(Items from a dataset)

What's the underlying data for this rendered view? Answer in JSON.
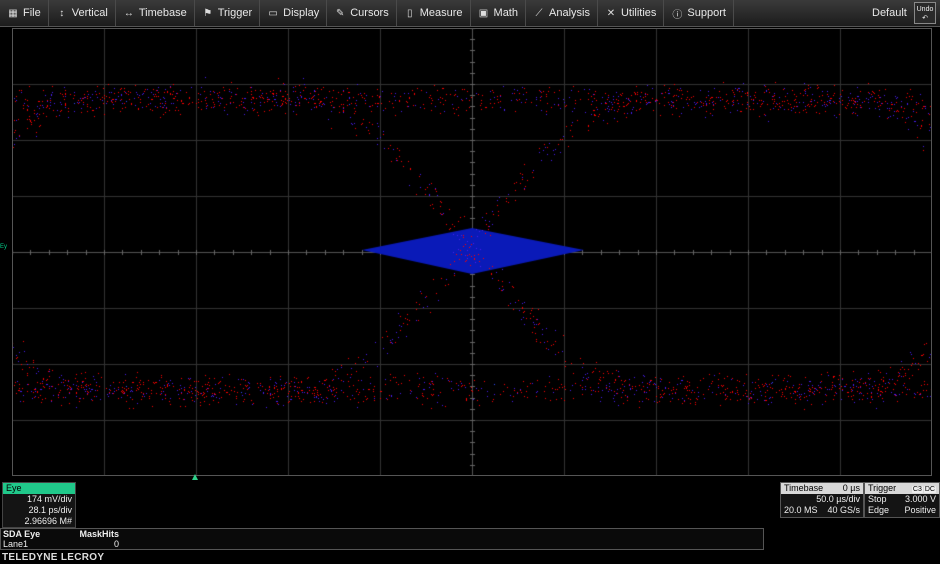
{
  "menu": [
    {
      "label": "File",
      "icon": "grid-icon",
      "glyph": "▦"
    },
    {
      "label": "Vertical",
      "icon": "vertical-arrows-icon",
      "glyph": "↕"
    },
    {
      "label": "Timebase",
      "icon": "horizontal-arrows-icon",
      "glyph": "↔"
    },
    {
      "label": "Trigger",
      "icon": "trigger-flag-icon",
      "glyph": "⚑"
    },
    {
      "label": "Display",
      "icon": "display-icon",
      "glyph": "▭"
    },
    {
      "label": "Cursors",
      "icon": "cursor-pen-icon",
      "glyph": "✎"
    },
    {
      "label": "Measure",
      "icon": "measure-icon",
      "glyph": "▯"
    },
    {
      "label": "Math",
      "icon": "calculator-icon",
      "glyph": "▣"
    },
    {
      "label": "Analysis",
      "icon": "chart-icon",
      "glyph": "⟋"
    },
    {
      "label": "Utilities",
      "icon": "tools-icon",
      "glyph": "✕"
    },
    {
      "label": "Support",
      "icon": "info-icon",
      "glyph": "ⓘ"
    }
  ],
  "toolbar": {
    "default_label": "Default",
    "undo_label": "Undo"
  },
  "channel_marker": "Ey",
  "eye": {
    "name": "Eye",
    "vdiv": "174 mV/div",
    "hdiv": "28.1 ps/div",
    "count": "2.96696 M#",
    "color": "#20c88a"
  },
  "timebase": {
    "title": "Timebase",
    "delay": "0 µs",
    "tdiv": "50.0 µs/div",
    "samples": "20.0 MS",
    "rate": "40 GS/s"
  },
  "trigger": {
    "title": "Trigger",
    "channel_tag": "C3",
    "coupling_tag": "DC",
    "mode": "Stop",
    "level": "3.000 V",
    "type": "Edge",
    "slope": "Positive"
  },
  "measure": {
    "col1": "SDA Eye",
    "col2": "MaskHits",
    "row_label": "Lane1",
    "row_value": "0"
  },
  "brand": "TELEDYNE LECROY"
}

==

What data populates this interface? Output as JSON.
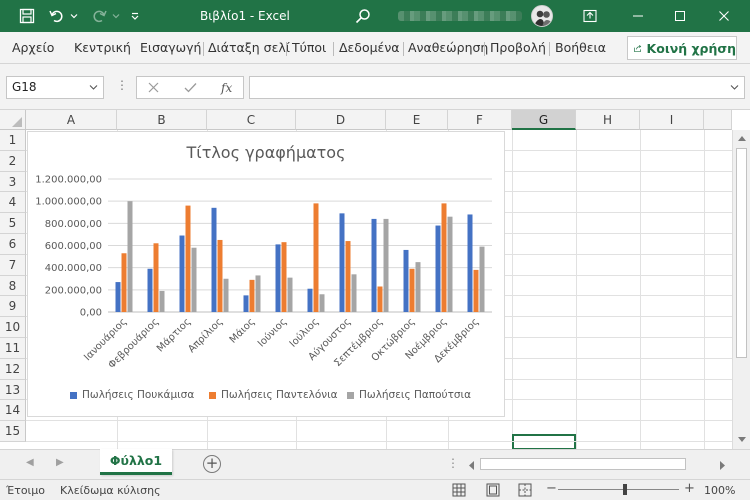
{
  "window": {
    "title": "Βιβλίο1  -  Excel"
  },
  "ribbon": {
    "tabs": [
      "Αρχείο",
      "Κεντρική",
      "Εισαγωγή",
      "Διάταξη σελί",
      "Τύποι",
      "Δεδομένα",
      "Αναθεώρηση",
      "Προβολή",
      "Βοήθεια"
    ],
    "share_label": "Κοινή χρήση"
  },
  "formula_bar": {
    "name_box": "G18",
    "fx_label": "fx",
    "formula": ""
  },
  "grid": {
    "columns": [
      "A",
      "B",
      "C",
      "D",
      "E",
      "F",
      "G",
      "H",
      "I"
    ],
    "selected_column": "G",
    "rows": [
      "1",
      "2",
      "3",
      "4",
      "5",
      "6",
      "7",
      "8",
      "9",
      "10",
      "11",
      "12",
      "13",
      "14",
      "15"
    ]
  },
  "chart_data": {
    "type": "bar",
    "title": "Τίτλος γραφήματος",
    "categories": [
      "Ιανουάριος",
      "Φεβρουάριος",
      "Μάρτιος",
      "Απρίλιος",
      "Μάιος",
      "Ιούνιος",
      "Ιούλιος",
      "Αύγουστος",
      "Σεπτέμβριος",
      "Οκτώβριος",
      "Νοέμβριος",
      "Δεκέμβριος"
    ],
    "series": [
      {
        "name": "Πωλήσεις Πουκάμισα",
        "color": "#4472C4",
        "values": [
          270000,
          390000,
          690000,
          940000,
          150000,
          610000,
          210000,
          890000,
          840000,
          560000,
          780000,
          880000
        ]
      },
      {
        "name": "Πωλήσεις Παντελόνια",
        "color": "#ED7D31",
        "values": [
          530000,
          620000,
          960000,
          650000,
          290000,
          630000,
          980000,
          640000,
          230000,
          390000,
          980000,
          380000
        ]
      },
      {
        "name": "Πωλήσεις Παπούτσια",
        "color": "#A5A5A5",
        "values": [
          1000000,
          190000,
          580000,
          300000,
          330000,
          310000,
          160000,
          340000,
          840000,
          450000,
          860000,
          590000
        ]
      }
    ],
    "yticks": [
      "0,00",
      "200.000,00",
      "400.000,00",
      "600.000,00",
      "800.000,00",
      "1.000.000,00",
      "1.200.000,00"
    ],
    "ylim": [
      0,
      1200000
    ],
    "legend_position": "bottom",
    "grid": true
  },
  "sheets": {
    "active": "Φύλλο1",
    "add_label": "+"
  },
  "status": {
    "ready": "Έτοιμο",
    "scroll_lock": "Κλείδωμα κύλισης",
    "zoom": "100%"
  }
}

==

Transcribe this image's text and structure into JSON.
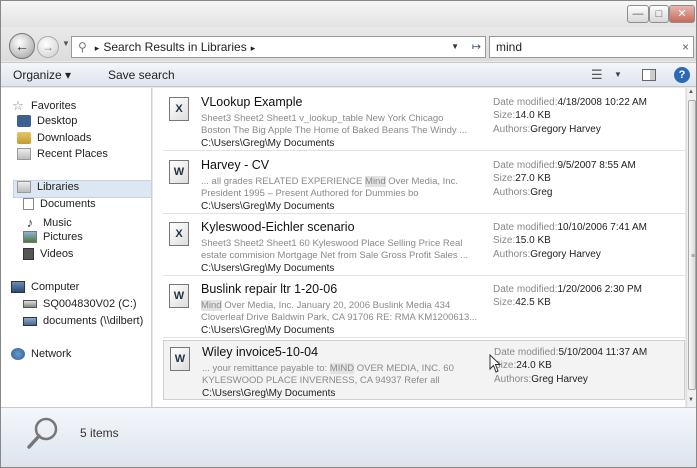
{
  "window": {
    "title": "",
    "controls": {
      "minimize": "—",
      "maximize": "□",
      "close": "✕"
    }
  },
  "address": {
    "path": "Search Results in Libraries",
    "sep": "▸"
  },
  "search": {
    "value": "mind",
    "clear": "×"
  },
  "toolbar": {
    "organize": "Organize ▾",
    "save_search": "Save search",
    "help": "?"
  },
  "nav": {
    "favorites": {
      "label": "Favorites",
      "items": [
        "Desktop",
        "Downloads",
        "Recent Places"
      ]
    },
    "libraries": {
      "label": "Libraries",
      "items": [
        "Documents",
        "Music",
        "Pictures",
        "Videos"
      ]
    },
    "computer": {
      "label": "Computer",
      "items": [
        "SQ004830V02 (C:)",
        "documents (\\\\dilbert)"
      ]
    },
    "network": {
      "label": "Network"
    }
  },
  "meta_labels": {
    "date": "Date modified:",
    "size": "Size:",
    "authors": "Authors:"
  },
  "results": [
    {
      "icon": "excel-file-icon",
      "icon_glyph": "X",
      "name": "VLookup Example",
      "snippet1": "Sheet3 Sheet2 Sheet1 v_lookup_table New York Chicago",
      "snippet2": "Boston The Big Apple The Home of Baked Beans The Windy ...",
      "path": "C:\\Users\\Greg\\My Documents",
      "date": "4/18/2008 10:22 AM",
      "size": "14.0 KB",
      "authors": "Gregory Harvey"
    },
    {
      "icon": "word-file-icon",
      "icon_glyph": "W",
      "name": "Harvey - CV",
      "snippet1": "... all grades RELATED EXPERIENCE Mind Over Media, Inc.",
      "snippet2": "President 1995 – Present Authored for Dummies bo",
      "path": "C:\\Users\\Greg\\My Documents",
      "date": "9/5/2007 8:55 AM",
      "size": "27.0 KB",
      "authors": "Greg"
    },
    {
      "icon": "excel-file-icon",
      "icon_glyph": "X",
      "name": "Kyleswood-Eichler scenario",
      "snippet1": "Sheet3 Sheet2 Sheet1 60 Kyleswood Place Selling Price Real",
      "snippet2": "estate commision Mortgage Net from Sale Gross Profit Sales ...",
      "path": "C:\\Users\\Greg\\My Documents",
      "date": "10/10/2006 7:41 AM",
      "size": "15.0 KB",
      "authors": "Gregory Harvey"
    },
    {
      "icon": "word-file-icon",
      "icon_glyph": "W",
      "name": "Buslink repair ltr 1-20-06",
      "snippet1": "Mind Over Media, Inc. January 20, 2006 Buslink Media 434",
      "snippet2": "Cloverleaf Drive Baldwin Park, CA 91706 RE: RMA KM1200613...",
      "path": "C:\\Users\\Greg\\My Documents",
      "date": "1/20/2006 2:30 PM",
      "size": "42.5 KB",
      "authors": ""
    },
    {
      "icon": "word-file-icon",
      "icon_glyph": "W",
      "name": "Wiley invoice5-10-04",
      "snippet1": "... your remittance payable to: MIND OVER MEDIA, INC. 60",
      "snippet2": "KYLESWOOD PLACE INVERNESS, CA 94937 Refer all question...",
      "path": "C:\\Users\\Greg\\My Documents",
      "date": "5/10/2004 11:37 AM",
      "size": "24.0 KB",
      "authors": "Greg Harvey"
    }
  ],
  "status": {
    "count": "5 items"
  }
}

◆ Task to carry out
Search the data for "What". Copy every matching line.

◆ Solution below
What's the underlying data for this rendered view? Answer in JSON.
What data populates this interface? Output as JSON.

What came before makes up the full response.